Requirement: Leave out any pictures and transcribe all other data below exactly.

Data listing:
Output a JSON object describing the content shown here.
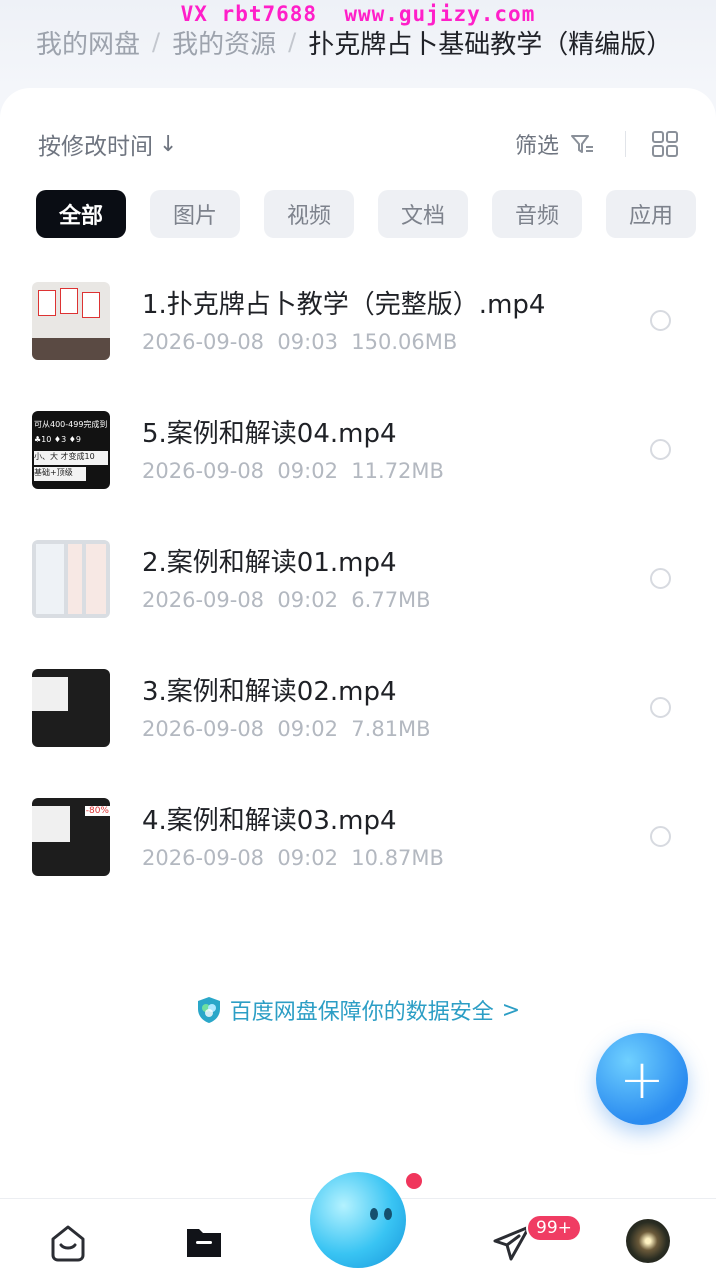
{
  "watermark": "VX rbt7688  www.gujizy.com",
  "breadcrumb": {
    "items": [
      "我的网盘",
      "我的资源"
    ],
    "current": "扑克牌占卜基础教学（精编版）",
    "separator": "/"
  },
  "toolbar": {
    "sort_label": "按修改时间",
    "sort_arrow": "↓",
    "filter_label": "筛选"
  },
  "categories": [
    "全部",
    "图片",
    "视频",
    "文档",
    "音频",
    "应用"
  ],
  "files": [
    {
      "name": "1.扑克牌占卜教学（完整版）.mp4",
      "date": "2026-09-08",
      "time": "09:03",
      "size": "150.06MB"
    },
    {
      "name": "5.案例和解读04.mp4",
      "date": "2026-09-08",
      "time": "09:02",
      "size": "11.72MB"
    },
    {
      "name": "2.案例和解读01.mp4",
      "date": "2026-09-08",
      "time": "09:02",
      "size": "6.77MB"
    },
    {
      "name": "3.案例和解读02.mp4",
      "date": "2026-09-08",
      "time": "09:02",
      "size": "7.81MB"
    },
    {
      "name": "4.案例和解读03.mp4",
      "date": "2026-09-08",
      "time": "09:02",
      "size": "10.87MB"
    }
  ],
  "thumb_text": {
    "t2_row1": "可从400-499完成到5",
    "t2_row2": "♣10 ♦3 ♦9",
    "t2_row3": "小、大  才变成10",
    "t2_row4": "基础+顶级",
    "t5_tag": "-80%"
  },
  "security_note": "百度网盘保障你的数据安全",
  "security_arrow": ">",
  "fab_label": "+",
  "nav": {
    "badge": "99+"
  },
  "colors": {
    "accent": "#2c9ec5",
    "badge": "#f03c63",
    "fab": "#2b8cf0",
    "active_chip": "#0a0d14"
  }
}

Solution for this problem:
Output a JSON object describing the content shown here.
{
  "watermark": "VX rbt7688  www.gujizy.com",
  "breadcrumb": {
    "items": [
      "我的网盘",
      "我的资源"
    ],
    "current": "扑克牌占卜基础教学（精编版）",
    "separator": "/"
  },
  "toolbar": {
    "sort_label": "按修改时间",
    "sort_arrow": "↓",
    "filter_label": "筛选"
  },
  "categories": [
    "全部",
    "图片",
    "视频",
    "文档",
    "音频",
    "应用"
  ],
  "files": [
    {
      "name": "1.扑克牌占卜教学（完整版）.mp4",
      "date": "2026-09-08",
      "time": "09:03",
      "size": "150.06MB"
    },
    {
      "name": "5.案例和解读04.mp4",
      "date": "2026-09-08",
      "time": "09:02",
      "size": "11.72MB"
    },
    {
      "name": "2.案例和解读01.mp4",
      "date": "2026-09-08",
      "time": "09:02",
      "size": "6.77MB"
    },
    {
      "name": "3.案例和解读02.mp4",
      "date": "2026-09-08",
      "time": "09:02",
      "size": "7.81MB"
    },
    {
      "name": "4.案例和解读03.mp4",
      "date": "2026-09-08",
      "time": "09:02",
      "size": "10.87MB"
    }
  ],
  "thumb_text": {
    "t2_row1": "可从400-499完成到5",
    "t2_row2": "♣10 ♦3 ♦9",
    "t2_row3": "小、大  才变成10",
    "t2_row4": "基础+顶级",
    "t5_tag": "-80%"
  },
  "security_note": "百度网盘保障你的数据安全",
  "security_arrow": ">",
  "fab_label": "+",
  "nav": {
    "badge": "99+"
  },
  "colors": {
    "accent": "#2c9ec5",
    "badge": "#f03c63",
    "fab": "#2b8cf0",
    "active_chip": "#0a0d14"
  }
}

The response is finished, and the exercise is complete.